Read the listing and extract each line that includes the word "panel".

====== Task data ======

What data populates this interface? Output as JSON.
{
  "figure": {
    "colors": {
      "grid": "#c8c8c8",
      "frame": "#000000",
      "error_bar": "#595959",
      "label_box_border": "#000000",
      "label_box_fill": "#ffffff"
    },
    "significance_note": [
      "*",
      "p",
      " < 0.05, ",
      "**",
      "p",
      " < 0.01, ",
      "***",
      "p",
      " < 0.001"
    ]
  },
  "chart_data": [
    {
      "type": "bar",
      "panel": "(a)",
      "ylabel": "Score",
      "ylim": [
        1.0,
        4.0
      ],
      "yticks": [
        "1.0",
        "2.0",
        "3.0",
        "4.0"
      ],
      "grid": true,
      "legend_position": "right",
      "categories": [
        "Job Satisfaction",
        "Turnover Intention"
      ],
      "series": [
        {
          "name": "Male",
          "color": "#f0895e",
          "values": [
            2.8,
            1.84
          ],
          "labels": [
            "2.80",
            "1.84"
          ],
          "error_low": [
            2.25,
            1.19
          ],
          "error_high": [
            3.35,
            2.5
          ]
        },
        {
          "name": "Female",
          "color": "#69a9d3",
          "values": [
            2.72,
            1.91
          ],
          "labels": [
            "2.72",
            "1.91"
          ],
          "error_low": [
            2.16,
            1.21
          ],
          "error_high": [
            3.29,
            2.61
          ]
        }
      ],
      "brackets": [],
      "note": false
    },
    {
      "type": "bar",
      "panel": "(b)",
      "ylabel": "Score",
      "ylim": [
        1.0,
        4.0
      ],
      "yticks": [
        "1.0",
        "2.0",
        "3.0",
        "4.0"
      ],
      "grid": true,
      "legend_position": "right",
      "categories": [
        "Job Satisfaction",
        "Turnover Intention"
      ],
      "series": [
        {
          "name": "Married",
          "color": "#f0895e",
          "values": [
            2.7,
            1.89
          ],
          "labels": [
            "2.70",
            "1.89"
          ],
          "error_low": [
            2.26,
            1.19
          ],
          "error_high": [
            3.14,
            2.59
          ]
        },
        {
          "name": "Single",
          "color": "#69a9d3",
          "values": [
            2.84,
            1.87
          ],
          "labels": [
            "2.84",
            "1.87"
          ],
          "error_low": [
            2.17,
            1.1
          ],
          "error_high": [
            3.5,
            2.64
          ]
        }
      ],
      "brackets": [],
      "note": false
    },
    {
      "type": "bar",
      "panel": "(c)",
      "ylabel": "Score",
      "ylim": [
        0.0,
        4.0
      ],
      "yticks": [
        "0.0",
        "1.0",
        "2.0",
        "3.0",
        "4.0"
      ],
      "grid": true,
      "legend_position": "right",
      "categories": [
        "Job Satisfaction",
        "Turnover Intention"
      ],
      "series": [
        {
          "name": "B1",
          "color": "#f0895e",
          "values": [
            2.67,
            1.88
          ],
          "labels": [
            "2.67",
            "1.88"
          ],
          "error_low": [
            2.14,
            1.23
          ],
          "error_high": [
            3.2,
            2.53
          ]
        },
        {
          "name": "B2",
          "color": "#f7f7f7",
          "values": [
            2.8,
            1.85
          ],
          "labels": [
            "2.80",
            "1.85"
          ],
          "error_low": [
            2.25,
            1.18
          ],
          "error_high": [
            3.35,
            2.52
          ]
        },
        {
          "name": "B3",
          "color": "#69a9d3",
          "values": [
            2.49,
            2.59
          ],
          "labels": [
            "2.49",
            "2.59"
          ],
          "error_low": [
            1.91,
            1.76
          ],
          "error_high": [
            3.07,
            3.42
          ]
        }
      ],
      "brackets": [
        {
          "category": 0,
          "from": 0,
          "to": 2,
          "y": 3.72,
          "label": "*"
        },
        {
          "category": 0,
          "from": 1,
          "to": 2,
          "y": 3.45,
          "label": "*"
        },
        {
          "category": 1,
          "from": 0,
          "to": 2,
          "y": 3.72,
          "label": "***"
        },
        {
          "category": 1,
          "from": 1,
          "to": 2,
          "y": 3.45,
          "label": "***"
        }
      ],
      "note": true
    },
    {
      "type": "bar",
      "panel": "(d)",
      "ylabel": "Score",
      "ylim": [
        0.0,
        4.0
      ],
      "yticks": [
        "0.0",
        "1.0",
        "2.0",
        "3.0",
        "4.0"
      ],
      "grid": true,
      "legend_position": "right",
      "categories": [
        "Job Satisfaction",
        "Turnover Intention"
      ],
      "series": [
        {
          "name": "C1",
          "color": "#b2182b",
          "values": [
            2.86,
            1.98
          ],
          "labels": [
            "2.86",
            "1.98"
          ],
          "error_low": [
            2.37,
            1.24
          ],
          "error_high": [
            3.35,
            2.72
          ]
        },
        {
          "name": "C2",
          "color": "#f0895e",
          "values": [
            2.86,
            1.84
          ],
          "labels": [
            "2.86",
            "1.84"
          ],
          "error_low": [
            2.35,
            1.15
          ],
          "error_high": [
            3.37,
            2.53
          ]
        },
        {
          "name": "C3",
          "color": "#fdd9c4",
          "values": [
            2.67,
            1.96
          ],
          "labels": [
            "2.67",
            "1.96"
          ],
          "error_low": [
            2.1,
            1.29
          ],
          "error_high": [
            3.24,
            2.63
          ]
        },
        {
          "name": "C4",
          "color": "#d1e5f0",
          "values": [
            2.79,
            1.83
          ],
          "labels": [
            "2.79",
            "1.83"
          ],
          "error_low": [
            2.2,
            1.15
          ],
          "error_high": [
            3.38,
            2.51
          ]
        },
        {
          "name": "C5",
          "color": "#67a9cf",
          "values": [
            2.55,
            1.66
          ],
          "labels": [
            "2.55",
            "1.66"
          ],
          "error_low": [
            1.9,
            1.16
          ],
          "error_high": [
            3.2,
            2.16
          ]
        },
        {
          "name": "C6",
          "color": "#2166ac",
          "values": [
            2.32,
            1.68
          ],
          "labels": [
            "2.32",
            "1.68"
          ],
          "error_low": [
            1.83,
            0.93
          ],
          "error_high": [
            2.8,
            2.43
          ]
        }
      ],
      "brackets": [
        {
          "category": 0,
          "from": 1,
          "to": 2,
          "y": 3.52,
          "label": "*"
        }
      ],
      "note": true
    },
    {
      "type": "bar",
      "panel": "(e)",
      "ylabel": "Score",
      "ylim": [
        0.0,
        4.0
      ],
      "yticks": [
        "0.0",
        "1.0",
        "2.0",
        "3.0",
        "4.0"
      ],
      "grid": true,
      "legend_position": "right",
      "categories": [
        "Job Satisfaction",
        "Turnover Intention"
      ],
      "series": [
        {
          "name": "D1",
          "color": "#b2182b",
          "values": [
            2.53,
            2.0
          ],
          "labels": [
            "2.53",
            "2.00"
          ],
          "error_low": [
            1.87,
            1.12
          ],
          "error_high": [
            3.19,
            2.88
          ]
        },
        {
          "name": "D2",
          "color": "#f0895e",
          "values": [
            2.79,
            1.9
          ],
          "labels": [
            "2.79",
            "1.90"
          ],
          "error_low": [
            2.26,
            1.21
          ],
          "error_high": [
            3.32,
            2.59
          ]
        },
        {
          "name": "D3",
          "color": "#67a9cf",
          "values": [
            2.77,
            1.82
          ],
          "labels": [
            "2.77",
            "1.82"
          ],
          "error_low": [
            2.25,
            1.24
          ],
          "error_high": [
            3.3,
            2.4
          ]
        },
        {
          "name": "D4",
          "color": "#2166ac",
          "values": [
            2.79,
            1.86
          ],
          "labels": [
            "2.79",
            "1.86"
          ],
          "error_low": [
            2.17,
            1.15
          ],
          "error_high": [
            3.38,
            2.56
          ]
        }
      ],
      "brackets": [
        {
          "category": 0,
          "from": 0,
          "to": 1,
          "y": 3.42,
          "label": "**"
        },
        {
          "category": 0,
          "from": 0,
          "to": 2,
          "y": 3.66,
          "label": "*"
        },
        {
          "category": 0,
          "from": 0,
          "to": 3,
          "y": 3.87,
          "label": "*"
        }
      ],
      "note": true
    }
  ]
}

======

• **Final result**
      "panel": "(a)",
      "panel": "(b)",
      "panel": "(c)",
      "panel": "(d)",
      "panel": "(e)",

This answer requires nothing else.